- [Task statement] From the entries that follow, gather each line holding the word "Queens".
________
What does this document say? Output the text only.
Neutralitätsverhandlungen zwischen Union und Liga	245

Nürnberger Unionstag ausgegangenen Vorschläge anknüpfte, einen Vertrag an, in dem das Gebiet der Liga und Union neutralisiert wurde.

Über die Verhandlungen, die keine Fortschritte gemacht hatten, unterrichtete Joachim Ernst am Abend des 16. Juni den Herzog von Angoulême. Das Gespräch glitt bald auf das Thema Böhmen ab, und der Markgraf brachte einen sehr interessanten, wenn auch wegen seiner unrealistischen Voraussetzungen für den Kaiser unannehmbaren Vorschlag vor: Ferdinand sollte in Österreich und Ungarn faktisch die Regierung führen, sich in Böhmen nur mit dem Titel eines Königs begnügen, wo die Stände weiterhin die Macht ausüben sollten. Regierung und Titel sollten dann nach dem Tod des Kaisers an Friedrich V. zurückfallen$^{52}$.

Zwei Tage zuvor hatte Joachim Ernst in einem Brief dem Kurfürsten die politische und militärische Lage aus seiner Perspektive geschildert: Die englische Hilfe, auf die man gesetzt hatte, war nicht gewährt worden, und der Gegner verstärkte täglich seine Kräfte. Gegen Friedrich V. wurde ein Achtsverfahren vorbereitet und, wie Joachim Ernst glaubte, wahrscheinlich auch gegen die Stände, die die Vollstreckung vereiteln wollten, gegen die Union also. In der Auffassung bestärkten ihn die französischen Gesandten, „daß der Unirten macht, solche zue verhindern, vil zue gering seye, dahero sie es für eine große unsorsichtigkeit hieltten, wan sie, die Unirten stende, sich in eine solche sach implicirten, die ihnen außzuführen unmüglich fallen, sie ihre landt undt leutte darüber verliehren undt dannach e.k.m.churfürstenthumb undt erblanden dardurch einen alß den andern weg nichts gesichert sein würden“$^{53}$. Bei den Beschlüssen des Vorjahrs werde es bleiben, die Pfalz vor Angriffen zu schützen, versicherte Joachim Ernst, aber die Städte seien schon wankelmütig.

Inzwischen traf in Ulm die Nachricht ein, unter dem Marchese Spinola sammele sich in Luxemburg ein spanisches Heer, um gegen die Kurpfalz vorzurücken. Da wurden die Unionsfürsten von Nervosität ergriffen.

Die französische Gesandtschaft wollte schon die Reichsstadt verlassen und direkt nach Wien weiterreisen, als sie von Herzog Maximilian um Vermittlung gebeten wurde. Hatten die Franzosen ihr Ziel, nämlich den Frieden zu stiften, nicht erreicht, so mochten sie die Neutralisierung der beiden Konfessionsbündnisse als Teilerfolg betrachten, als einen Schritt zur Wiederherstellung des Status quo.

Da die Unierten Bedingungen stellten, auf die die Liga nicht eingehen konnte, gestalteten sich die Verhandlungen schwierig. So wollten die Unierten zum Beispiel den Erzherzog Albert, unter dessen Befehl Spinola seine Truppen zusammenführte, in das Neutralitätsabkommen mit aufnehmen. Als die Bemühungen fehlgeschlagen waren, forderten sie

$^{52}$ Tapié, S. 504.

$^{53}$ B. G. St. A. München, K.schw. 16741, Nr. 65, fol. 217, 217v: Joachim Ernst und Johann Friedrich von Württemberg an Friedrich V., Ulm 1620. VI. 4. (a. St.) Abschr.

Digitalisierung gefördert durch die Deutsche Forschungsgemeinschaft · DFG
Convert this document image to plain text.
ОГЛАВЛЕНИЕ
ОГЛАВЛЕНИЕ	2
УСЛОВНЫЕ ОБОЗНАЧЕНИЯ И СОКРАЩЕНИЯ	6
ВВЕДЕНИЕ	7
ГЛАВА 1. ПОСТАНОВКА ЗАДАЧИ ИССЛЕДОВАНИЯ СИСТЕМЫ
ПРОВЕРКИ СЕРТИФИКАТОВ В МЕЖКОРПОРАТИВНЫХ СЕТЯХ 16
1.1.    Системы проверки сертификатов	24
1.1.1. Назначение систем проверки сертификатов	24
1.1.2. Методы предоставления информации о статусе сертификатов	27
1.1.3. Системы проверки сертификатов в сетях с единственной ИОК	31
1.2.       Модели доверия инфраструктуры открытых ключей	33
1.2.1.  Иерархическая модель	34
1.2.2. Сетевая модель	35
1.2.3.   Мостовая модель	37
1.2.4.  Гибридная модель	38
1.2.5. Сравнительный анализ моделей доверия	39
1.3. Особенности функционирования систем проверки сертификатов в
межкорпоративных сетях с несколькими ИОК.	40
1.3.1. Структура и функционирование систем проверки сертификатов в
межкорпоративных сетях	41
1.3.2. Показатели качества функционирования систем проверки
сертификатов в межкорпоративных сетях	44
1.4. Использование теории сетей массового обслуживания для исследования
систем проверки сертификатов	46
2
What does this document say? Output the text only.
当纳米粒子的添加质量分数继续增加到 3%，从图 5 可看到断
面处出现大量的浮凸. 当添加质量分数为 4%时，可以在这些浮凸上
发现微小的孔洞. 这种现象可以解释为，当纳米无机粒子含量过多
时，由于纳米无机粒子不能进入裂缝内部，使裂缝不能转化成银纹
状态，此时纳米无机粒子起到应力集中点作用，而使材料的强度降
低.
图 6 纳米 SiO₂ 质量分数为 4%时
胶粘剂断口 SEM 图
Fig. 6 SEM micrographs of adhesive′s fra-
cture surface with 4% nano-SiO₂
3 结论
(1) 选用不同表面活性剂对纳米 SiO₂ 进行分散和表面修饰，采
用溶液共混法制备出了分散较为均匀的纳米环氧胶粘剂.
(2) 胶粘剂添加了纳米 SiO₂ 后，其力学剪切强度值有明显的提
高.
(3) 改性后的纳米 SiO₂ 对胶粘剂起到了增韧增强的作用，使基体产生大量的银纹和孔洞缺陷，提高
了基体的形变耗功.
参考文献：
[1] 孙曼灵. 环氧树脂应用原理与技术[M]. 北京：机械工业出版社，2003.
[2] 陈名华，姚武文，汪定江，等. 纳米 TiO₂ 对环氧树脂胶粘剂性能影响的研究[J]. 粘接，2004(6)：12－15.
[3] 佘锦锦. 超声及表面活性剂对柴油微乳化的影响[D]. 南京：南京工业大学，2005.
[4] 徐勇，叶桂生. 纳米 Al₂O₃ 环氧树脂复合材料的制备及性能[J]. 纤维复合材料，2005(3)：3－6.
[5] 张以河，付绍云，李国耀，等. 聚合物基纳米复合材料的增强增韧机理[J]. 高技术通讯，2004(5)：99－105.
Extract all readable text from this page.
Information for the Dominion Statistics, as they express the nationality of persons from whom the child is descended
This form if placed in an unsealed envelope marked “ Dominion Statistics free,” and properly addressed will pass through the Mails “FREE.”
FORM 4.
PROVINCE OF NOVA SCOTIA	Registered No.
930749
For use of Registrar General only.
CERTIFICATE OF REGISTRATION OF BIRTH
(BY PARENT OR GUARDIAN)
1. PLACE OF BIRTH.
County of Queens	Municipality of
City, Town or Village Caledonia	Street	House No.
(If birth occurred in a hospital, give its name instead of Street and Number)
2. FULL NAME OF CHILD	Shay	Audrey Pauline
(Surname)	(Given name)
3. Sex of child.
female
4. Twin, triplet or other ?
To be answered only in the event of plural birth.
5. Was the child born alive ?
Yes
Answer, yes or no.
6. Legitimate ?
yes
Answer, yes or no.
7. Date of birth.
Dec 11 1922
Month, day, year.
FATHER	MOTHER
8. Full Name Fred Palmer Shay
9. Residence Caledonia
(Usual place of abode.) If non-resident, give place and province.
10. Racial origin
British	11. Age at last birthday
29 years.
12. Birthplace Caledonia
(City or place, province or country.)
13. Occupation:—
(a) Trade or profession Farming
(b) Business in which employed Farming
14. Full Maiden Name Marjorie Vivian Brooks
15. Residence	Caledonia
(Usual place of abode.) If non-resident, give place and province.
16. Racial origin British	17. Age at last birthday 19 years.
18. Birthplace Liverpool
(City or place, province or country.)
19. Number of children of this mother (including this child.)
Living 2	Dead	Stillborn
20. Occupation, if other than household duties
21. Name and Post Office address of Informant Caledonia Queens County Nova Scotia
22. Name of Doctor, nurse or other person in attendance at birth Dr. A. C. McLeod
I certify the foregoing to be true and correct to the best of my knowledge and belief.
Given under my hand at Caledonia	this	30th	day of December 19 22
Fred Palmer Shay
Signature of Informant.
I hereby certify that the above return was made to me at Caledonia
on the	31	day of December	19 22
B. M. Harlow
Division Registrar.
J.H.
________
- [Complete answer]
County of Queens	Municipality of
21. Name and Post Office address of Informant Caledonia Queens County Nova Scotia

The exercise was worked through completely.